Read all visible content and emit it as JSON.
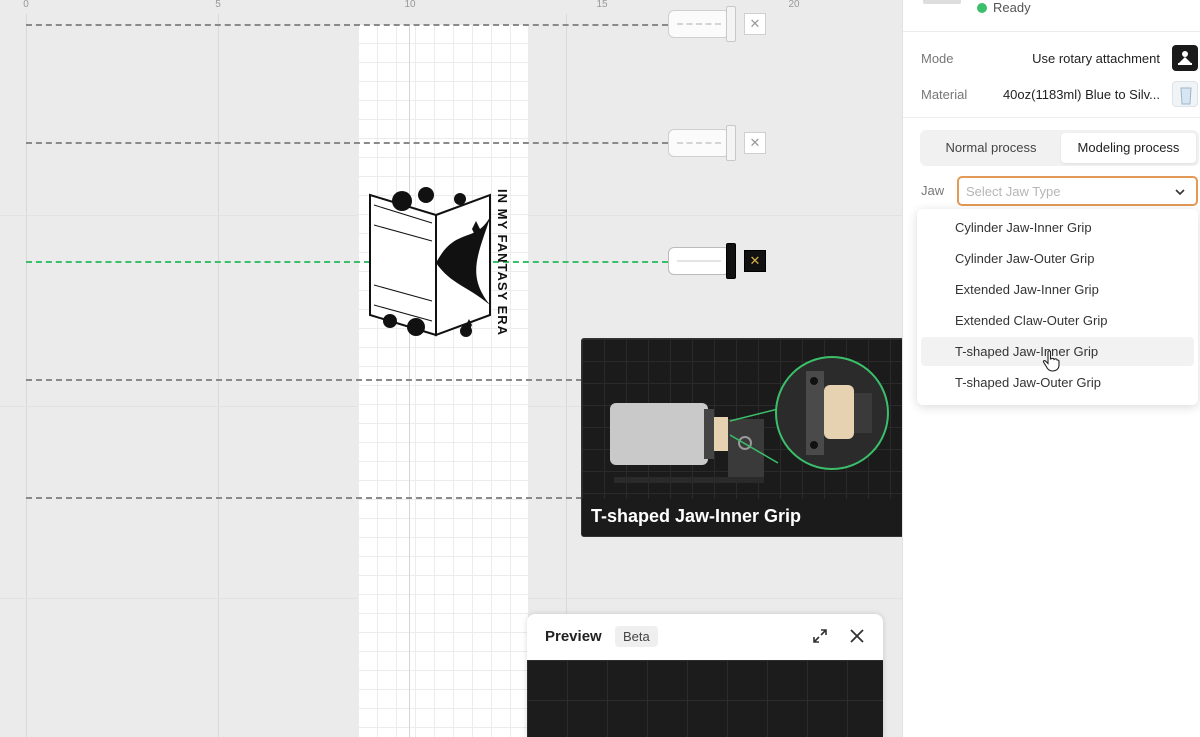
{
  "ruler": {
    "ticks": [
      "0",
      "5",
      "10",
      "15",
      "20"
    ]
  },
  "design": {
    "text": "IN MY FANTASY ERA"
  },
  "tooltip": {
    "caption": "T-shaped Jaw-Inner Grip"
  },
  "preview": {
    "title": "Preview",
    "badge": "Beta"
  },
  "panel": {
    "status": "Ready",
    "mode_label": "Mode",
    "mode_value": "Use rotary attachment",
    "material_label": "Material",
    "material_value": "40oz(1183ml) Blue to Silv...",
    "tabs": [
      {
        "label": "Normal process",
        "active": false
      },
      {
        "label": "Modeling process",
        "active": true
      }
    ],
    "jaw_label": "Jaw",
    "jaw_placeholder": "Select Jaw Type",
    "jaw_options": [
      "Cylinder Jaw-Inner Grip",
      "Cylinder Jaw-Outer Grip",
      "Extended Jaw-Inner Grip",
      "Extended Claw-Outer Grip",
      "T-shaped Jaw-Inner Grip",
      "T-shaped Jaw-Outer Grip"
    ],
    "hovered_option": "T-shaped Jaw-Inner Grip"
  },
  "colors": {
    "active_line": "#3bbf6a",
    "select_border": "#e29a56",
    "status": "#3bbf6a"
  }
}
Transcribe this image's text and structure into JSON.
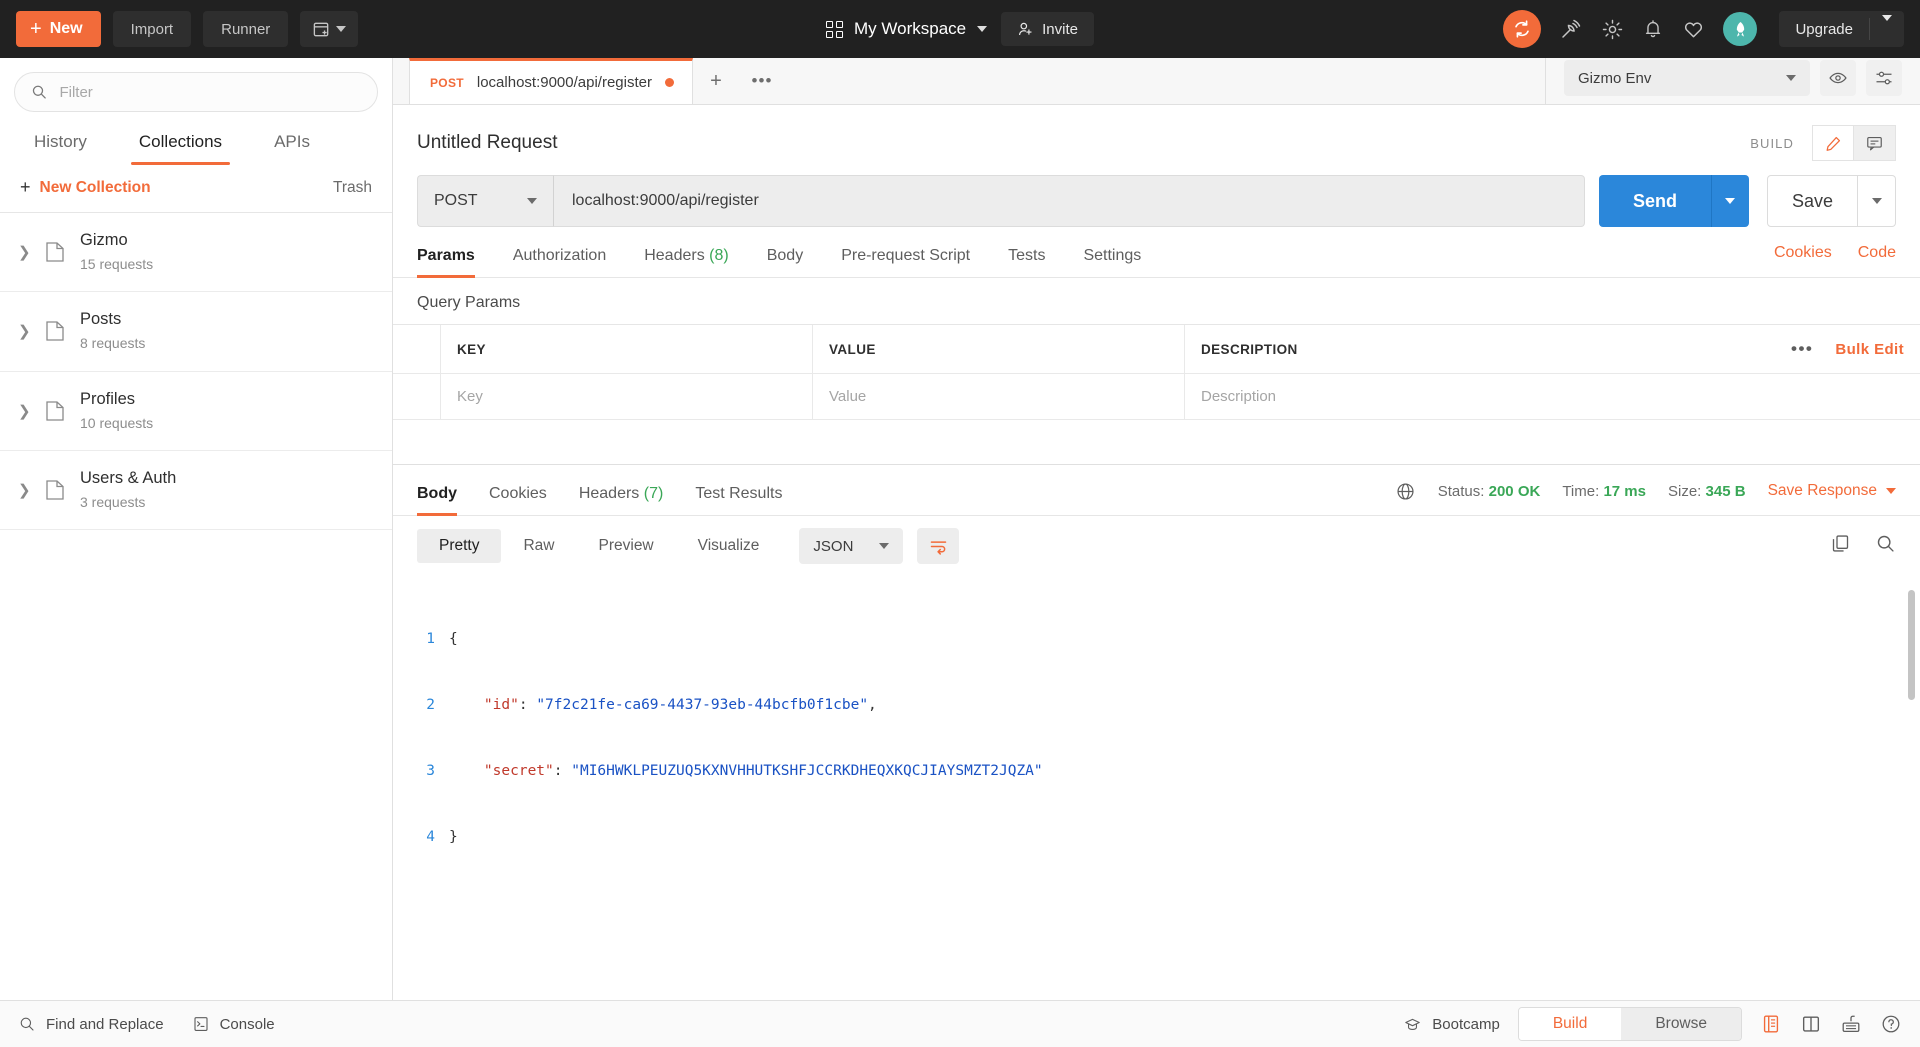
········
Your task ▸
Write only the number of lines in the data above that include "Outer".

Output for this task ▸
3